#### WHAT TO DO
Copy out all lines that hold "output".

* start INPUT *

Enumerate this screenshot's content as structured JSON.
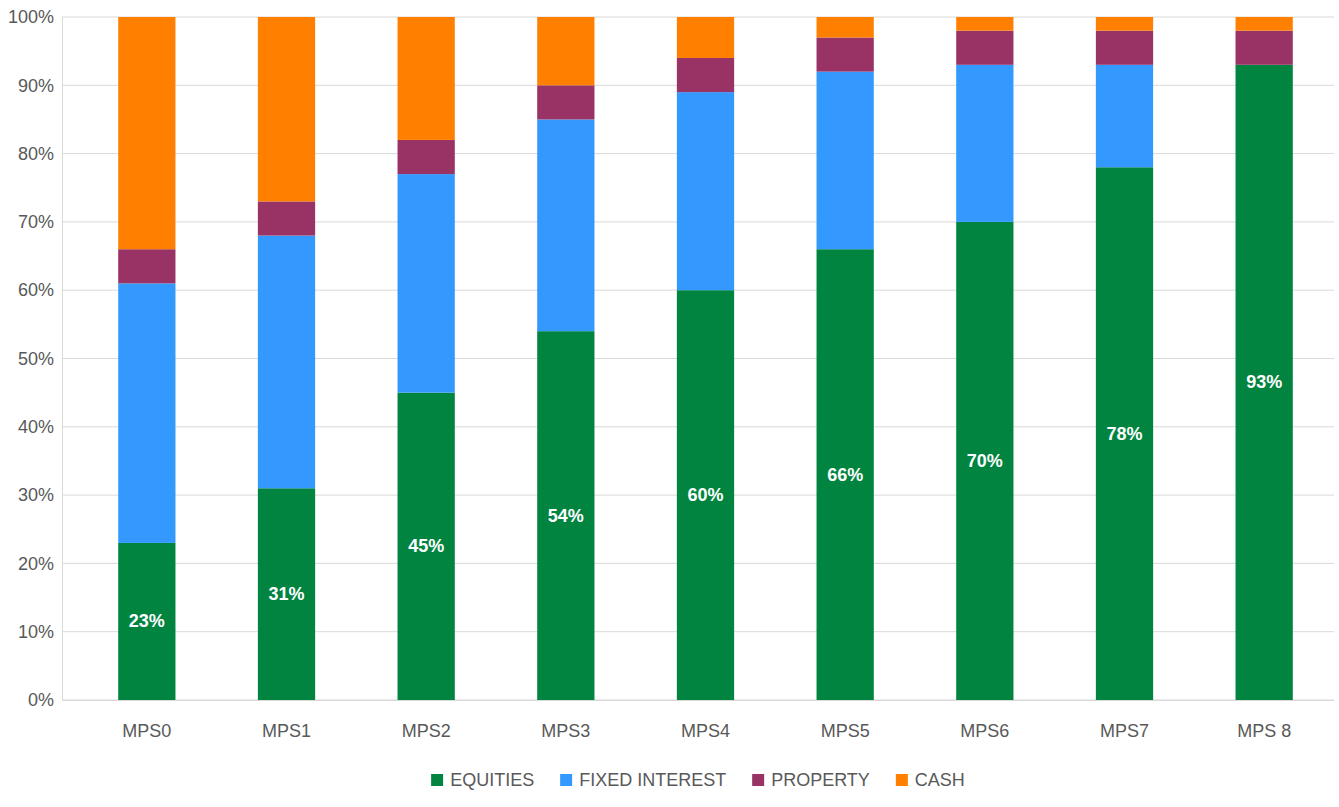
{
  "chart_data": {
    "type": "bar",
    "stacked": true,
    "categories": [
      "MPS0",
      "MPS1",
      "MPS2",
      "MPS3",
      "MPS4",
      "MPS5",
      "MPS6",
      "MPS7",
      "MPS 8"
    ],
    "series": [
      {
        "name": "EQUITIES",
        "color": "#00843f",
        "values": [
          23,
          31,
          45,
          54,
          60,
          66,
          70,
          78,
          93
        ],
        "data_labels": true,
        "value_labels": [
          "23%",
          "31%",
          "45%",
          "54%",
          "60%",
          "66%",
          "70%",
          "78%",
          "93%"
        ]
      },
      {
        "name": "FIXED INTEREST",
        "color": "#3399ff",
        "values": [
          38,
          37,
          32,
          31,
          29,
          26,
          23,
          15,
          0
        ]
      },
      {
        "name": "PROPERTY",
        "color": "#993366",
        "values": [
          5,
          5,
          5,
          5,
          5,
          5,
          5,
          5,
          5
        ]
      },
      {
        "name": "CASH",
        "color": "#ff8000",
        "values": [
          34,
          27,
          18,
          10,
          6,
          3,
          2,
          2,
          2
        ]
      }
    ],
    "ylim": [
      0,
      100
    ],
    "yticks": [
      {
        "value": 0,
        "label": "0%"
      },
      {
        "value": 10,
        "label": "10%"
      },
      {
        "value": 20,
        "label": "20%"
      },
      {
        "value": 30,
        "label": "30%"
      },
      {
        "value": 40,
        "label": "40%"
      },
      {
        "value": 50,
        "label": "50%"
      },
      {
        "value": 60,
        "label": "60%"
      },
      {
        "value": 70,
        "label": "70%"
      },
      {
        "value": 80,
        "label": "80%"
      },
      {
        "value": 90,
        "label": "90%"
      },
      {
        "value": 100,
        "label": "100%"
      }
    ],
    "grid": true,
    "legend": "bottom"
  }
}
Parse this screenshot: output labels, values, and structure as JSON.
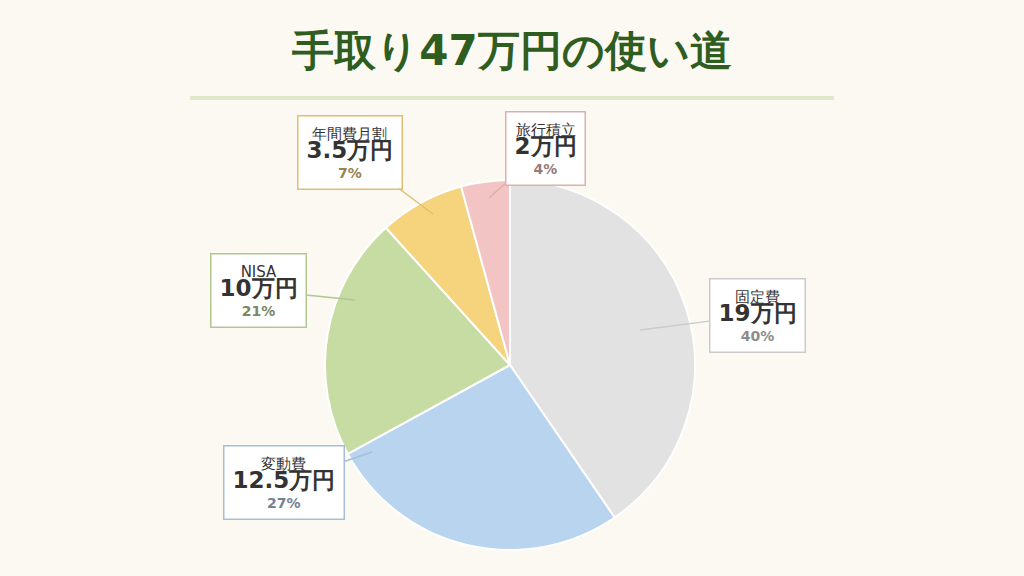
{
  "chart_data": {
    "type": "pie",
    "title": "手取り47万円の使い道",
    "categories": [
      "固定費",
      "変動費",
      "NISA",
      "年間費月割",
      "旅行積立"
    ],
    "values": [
      19,
      12.5,
      10,
      3.5,
      2
    ],
    "value_labels": [
      "19万円",
      "12.5万円",
      "10万円",
      "3.5万円",
      "2万円"
    ],
    "percentages": [
      40,
      27,
      21,
      7,
      4
    ],
    "percentage_labels": [
      "40%",
      "27%",
      "21%",
      "7%",
      "4%"
    ],
    "colors": [
      "#e2e2e2",
      "#b8d4ef",
      "#c6dca2",
      "#f6d47e",
      "#f3c4c4"
    ],
    "data_labels": true
  }
}
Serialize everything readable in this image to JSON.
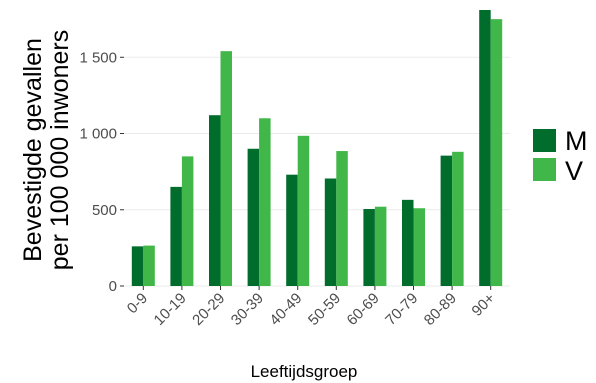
{
  "chart_data": {
    "type": "bar",
    "xlabel": "Leeftijdsgroep",
    "ylabel_lines": [
      "Bevestigde gevallen",
      "per 100 000 inwoners"
    ],
    "categories": [
      "0-9",
      "10-19",
      "20-29",
      "30-39",
      "40-49",
      "50-59",
      "60-69",
      "70-79",
      "80-89",
      "90+"
    ],
    "series": [
      {
        "name": "M",
        "color": "#006d2c",
        "values": [
          260,
          650,
          1120,
          900,
          730,
          705,
          505,
          565,
          855,
          1810
        ]
      },
      {
        "name": "V",
        "color": "#41b649",
        "values": [
          265,
          850,
          1540,
          1100,
          985,
          885,
          520,
          510,
          880,
          1750
        ]
      }
    ],
    "ylim": [
      0,
      1810
    ],
    "yticks": [
      0,
      500,
      1000,
      1500
    ],
    "ytick_labels": [
      "0",
      "500",
      "1 000",
      "1 500"
    ],
    "grid": true,
    "legend_position": "right"
  }
}
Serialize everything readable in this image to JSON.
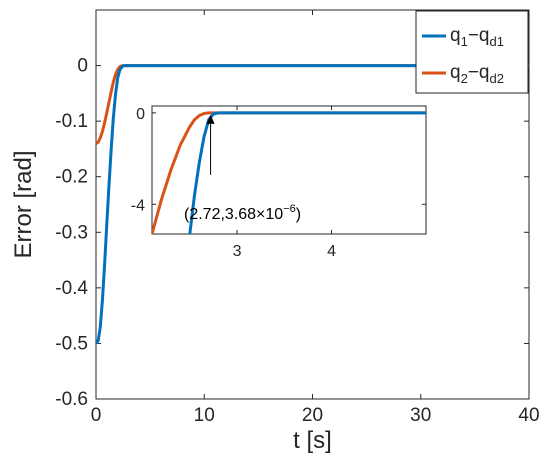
{
  "chart_data": {
    "type": "line",
    "xlabel": "t [s]",
    "ylabel": "Error [rad]",
    "xlim": [
      0,
      40
    ],
    "ylim": [
      -0.6,
      0.1
    ],
    "x_ticks": [
      "0",
      "10",
      "20",
      "30",
      "40"
    ],
    "y_ticks": [
      "0",
      "-0.1",
      "-0.2",
      "-0.3",
      "-0.4",
      "-0.5",
      "-0.6"
    ],
    "grid": false,
    "legend_placement": "top-right",
    "series": [
      {
        "name": "q_1 − q_d1",
        "name_parts": {
          "base": "q",
          "sub1": "1",
          "minus": "−q",
          "sub2": "d1"
        },
        "color": "#0072BD",
        "x": [
          0,
          0.2,
          0.4,
          0.6,
          0.8,
          1.0,
          1.2,
          1.4,
          1.6,
          1.8,
          2.0,
          2.2,
          2.4,
          2.6,
          2.72,
          3.0,
          5,
          10,
          20,
          30,
          40
        ],
        "y": [
          -0.5,
          -0.495,
          -0.47,
          -0.42,
          -0.355,
          -0.285,
          -0.215,
          -0.15,
          -0.095,
          -0.052,
          -0.022,
          -0.008,
          -0.002,
          -0.0003,
          0,
          0,
          0,
          0,
          0,
          0,
          0
        ]
      },
      {
        "name": "q_2 − q_d2",
        "name_parts": {
          "base": "q",
          "sub1": "2",
          "minus": "−q",
          "sub2": "d2"
        },
        "color": "#D95319",
        "x": [
          0,
          0.2,
          0.4,
          0.6,
          0.8,
          1.0,
          1.2,
          1.4,
          1.6,
          1.8,
          2.0,
          2.2,
          2.4,
          2.6,
          2.72,
          3.0,
          5,
          10,
          20,
          30,
          40
        ],
        "y": [
          -0.14,
          -0.138,
          -0.13,
          -0.118,
          -0.102,
          -0.085,
          -0.066,
          -0.047,
          -0.03,
          -0.016,
          -0.007,
          -0.002,
          -0.0005,
          -0.0001,
          0,
          0,
          0,
          0,
          0,
          0,
          0
        ]
      }
    ],
    "inset": {
      "xlim": [
        2.1,
        5.0
      ],
      "ylim": [
        -5.3,
        0.3
      ],
      "x_ticks": [
        "3",
        "4"
      ],
      "y_ticks": [
        "0",
        "-4"
      ],
      "series": [
        {
          "color": "#0072BD",
          "x": [
            2.5,
            2.55,
            2.6,
            2.65,
            2.7,
            2.75,
            2.8,
            5.0
          ],
          "y": [
            -5.3,
            -3.6,
            -2.2,
            -1.05,
            -0.3,
            -0.05,
            0,
            0
          ]
        },
        {
          "color": "#D95319",
          "x": [
            2.1,
            2.2,
            2.3,
            2.4,
            2.5,
            2.55,
            2.6,
            2.65,
            2.7,
            5.0
          ],
          "y": [
            -5.3,
            -3.8,
            -2.5,
            -1.4,
            -0.6,
            -0.3,
            -0.12,
            -0.03,
            0,
            0
          ]
        }
      ],
      "annotation": {
        "text_prefix": "(2.72,3.68×10",
        "text_exp": "−6",
        "text_suffix": ")",
        "point": [
          2.72,
          0
        ]
      }
    }
  }
}
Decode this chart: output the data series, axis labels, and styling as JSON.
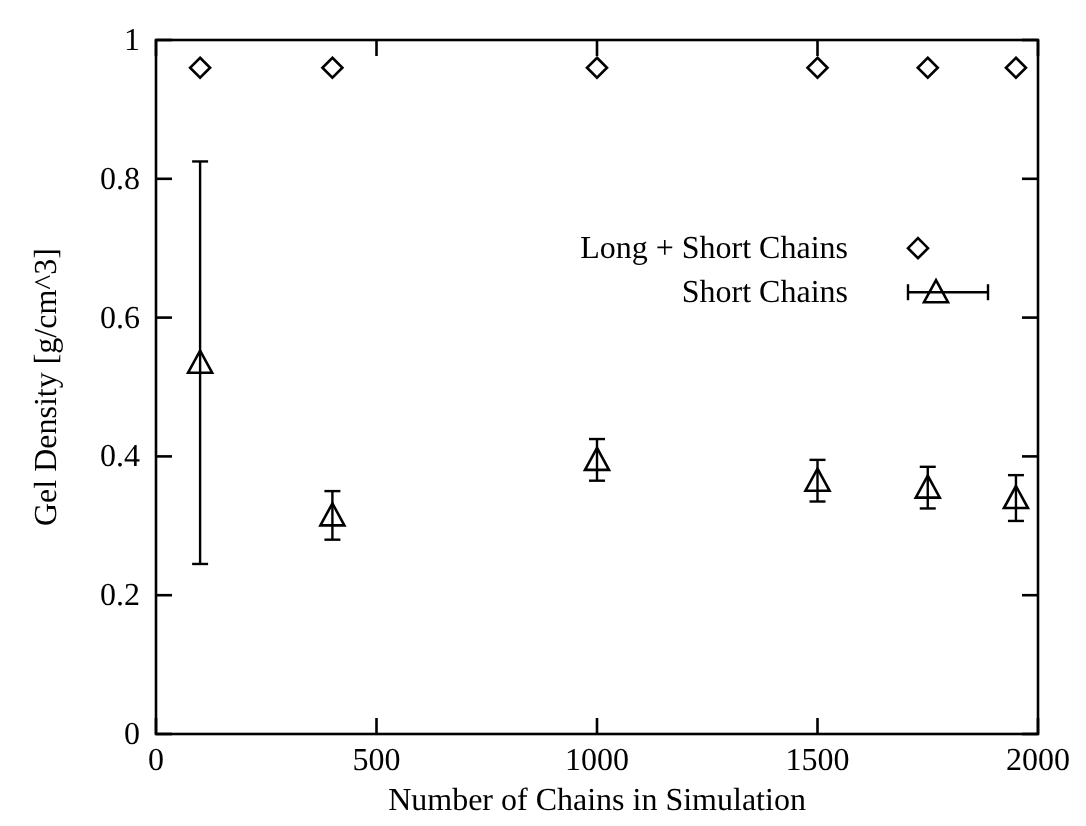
{
  "chart_data": {
    "type": "scatter",
    "xlabel": "Number of Chains in Simulation",
    "ylabel": "Gel Density  [g/cm^3]",
    "xlim": [
      0,
      2000
    ],
    "xticks": [
      0,
      500,
      1000,
      1500,
      2000
    ],
    "ylim": [
      0,
      1
    ],
    "yticks": [
      0,
      0.2,
      0.4,
      0.6,
      0.8,
      1
    ],
    "legend": "right",
    "grid": false,
    "series": [
      {
        "name": "Long + Short Chains",
        "color": "#000000",
        "marker": "diamond",
        "x": [
          100,
          400,
          1000,
          1500,
          1750,
          1950
        ],
        "values": [
          0.96,
          0.96,
          0.96,
          0.96,
          0.96,
          0.96
        ]
      },
      {
        "name": "Short Chains",
        "color": "#000000",
        "marker": "triangle",
        "x": [
          100,
          400,
          1000,
          1500,
          1750,
          1950
        ],
        "values": [
          0.535,
          0.315,
          0.395,
          0.365,
          0.355,
          0.34
        ],
        "errors": [
          0.29,
          0.035,
          0.03,
          0.03,
          0.03,
          0.033
        ]
      }
    ]
  }
}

* end INPUT *

#### EXERCISE ANSWER
Parse this screenshot: output labels, values, and structure as JSON.
Decode this chart: output the data series, axis labels, and styling as JSON.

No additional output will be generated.